━━━━━ Extracted information ━━━━━

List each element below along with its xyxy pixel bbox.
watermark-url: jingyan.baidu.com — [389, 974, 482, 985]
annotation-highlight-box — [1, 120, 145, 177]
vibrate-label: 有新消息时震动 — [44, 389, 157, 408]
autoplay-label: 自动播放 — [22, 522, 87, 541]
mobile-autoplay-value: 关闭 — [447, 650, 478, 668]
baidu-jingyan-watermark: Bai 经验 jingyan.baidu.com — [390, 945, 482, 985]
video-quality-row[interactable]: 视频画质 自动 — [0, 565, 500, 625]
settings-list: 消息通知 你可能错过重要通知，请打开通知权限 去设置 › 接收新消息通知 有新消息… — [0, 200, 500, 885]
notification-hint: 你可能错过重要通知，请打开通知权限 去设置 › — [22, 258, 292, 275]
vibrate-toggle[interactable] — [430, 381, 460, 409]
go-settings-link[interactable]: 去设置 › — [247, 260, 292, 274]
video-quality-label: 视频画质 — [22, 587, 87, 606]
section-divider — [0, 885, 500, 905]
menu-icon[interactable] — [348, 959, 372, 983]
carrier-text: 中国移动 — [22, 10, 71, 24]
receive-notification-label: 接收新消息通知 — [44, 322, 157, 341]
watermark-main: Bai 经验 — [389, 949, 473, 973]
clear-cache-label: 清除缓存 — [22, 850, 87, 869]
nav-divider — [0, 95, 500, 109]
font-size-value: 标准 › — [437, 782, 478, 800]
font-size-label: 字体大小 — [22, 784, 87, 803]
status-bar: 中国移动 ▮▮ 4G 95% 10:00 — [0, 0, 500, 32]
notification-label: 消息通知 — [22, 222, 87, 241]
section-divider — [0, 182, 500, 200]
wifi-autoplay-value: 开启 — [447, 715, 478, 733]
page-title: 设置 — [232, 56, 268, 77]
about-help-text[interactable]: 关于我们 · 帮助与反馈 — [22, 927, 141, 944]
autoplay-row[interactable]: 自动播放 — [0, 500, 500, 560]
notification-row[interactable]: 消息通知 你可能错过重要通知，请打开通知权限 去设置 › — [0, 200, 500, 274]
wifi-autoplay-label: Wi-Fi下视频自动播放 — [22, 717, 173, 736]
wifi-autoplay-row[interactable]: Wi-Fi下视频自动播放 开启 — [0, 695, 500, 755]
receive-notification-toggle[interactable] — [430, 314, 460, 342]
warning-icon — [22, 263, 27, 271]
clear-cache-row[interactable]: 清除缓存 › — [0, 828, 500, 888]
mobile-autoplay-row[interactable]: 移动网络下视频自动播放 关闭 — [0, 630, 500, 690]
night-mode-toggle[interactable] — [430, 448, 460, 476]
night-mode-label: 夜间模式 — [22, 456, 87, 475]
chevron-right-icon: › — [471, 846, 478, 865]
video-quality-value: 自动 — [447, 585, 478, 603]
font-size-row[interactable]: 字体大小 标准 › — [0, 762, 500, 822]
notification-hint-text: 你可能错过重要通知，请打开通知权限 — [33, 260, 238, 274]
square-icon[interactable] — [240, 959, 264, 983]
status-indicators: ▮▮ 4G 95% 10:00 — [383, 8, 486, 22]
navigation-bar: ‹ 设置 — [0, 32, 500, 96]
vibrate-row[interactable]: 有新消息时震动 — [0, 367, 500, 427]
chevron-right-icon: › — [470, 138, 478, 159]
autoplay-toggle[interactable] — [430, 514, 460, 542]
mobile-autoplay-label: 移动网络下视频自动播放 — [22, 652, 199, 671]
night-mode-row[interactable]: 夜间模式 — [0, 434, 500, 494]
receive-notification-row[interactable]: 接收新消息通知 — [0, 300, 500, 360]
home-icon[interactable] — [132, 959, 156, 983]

━━━━━

**Written instruction**
Change every "section-divider" in the listing above to "separator" and write out the whole listing again, keeping everything else the same.

**Written answer**
List each element below along with its xyxy pixel bbox.
watermark-url: jingyan.baidu.com — [389, 974, 482, 985]
annotation-highlight-box — [1, 120, 145, 177]
vibrate-label: 有新消息时震动 — [44, 389, 157, 408]
autoplay-label: 自动播放 — [22, 522, 87, 541]
mobile-autoplay-value: 关闭 — [447, 650, 478, 668]
baidu-jingyan-watermark: Bai 经验 jingyan.baidu.com — [390, 945, 482, 985]
video-quality-row[interactable]: 视频画质 自动 — [0, 565, 500, 625]
settings-list: 消息通知 你可能错过重要通知，请打开通知权限 去设置 › 接收新消息通知 有新消息… — [0, 200, 500, 885]
notification-hint: 你可能错过重要通知，请打开通知权限 去设置 › — [22, 258, 292, 275]
vibrate-toggle[interactable] — [430, 381, 460, 409]
go-settings-link[interactable]: 去设置 › — [247, 260, 292, 274]
video-quality-label: 视频画质 — [22, 587, 87, 606]
separator — [0, 885, 500, 905]
menu-icon[interactable] — [348, 959, 372, 983]
carrier-text: 中国移动 — [22, 10, 71, 24]
receive-notification-label: 接收新消息通知 — [44, 322, 157, 341]
watermark-main: Bai 经验 — [389, 949, 473, 973]
clear-cache-label: 清除缓存 — [22, 850, 87, 869]
nav-divider — [0, 95, 500, 109]
font-size-value: 标准 › — [437, 782, 478, 800]
font-size-label: 字体大小 — [22, 784, 87, 803]
status-bar: 中国移动 ▮▮ 4G 95% 10:00 — [0, 0, 500, 32]
notification-label: 消息通知 — [22, 222, 87, 241]
separator — [0, 182, 500, 200]
wifi-autoplay-value: 开启 — [447, 715, 478, 733]
page-title: 设置 — [232, 56, 268, 77]
about-help-text[interactable]: 关于我们 · 帮助与反馈 — [22, 927, 141, 944]
autoplay-row[interactable]: 自动播放 — [0, 500, 500, 560]
notification-row[interactable]: 消息通知 你可能错过重要通知，请打开通知权限 去设置 › — [0, 200, 500, 274]
wifi-autoplay-label: Wi-Fi下视频自动播放 — [22, 717, 173, 736]
wifi-autoplay-row[interactable]: Wi-Fi下视频自动播放 开启 — [0, 695, 500, 755]
receive-notification-toggle[interactable] — [430, 314, 460, 342]
warning-icon — [22, 263, 27, 271]
clear-cache-row[interactable]: 清除缓存 › — [0, 828, 500, 888]
mobile-autoplay-row[interactable]: 移动网络下视频自动播放 关闭 — [0, 630, 500, 690]
night-mode-toggle[interactable] — [430, 448, 460, 476]
night-mode-label: 夜间模式 — [22, 456, 87, 475]
chevron-right-icon: › — [471, 846, 478, 865]
video-quality-value: 自动 — [447, 585, 478, 603]
font-size-row[interactable]: 字体大小 标准 › — [0, 762, 500, 822]
notification-hint-text: 你可能错过重要通知，请打开通知权限 — [33, 260, 238, 274]
square-icon[interactable] — [240, 959, 264, 983]
status-indicators: ▮▮ 4G 95% 10:00 — [383, 8, 486, 22]
navigation-bar: ‹ 设置 — [0, 32, 500, 96]
vibrate-row[interactable]: 有新消息时震动 — [0, 367, 500, 427]
chevron-right-icon: › — [470, 138, 478, 159]
autoplay-toggle[interactable] — [430, 514, 460, 542]
mobile-autoplay-label: 移动网络下视频自动播放 — [22, 652, 199, 671]
night-mode-row[interactable]: 夜间模式 — [0, 434, 500, 494]
receive-notification-row[interactable]: 接收新消息通知 — [0, 300, 500, 360]
home-icon[interactable] — [132, 959, 156, 983]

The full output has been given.